— BEGIN SOURCE DATA —
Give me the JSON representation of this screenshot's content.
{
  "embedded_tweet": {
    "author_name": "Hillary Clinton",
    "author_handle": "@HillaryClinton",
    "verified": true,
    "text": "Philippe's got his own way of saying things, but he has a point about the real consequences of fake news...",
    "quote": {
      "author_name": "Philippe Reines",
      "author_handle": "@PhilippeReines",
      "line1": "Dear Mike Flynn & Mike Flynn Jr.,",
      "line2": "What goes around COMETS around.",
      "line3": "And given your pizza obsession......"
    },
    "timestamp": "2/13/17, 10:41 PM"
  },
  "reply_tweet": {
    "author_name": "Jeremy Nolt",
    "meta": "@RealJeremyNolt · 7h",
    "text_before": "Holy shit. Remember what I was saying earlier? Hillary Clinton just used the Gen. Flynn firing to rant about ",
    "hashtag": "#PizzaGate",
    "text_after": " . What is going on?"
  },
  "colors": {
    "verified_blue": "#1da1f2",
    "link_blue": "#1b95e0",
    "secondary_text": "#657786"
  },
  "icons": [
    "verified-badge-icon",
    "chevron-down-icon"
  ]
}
— END SOURCE DATA —
▸ GIVEN EXERCISE:
Copy the material above back out, exactly as written.

▸ RESULT:
Give me the JSON representation of this screenshot's content.
{
  "embedded_tweet": {
    "author_name": "Hillary Clinton",
    "author_handle": "@HillaryClinton",
    "verified": true,
    "text": "Philippe's got his own way of saying things, but he has a point about the real consequences of fake news...",
    "quote": {
      "author_name": "Philippe Reines",
      "author_handle": "@PhilippeReines",
      "line1": "Dear Mike Flynn & Mike Flynn Jr.,",
      "line2": "What goes around COMETS around.",
      "line3": "And given your pizza obsession......"
    },
    "timestamp": "2/13/17, 10:41 PM"
  },
  "reply_tweet": {
    "author_name": "Jeremy Nolt",
    "meta": "@RealJeremyNolt · 7h",
    "text_before": "Holy shit. Remember what I was saying earlier? Hillary Clinton just used the Gen. Flynn firing to rant about ",
    "hashtag": "#PizzaGate",
    "text_after": " . What is going on?"
  },
  "colors": {
    "verified_blue": "#1da1f2",
    "link_blue": "#1b95e0",
    "secondary_text": "#657786"
  },
  "icons": [
    "verified-badge-icon",
    "chevron-down-icon"
  ]
}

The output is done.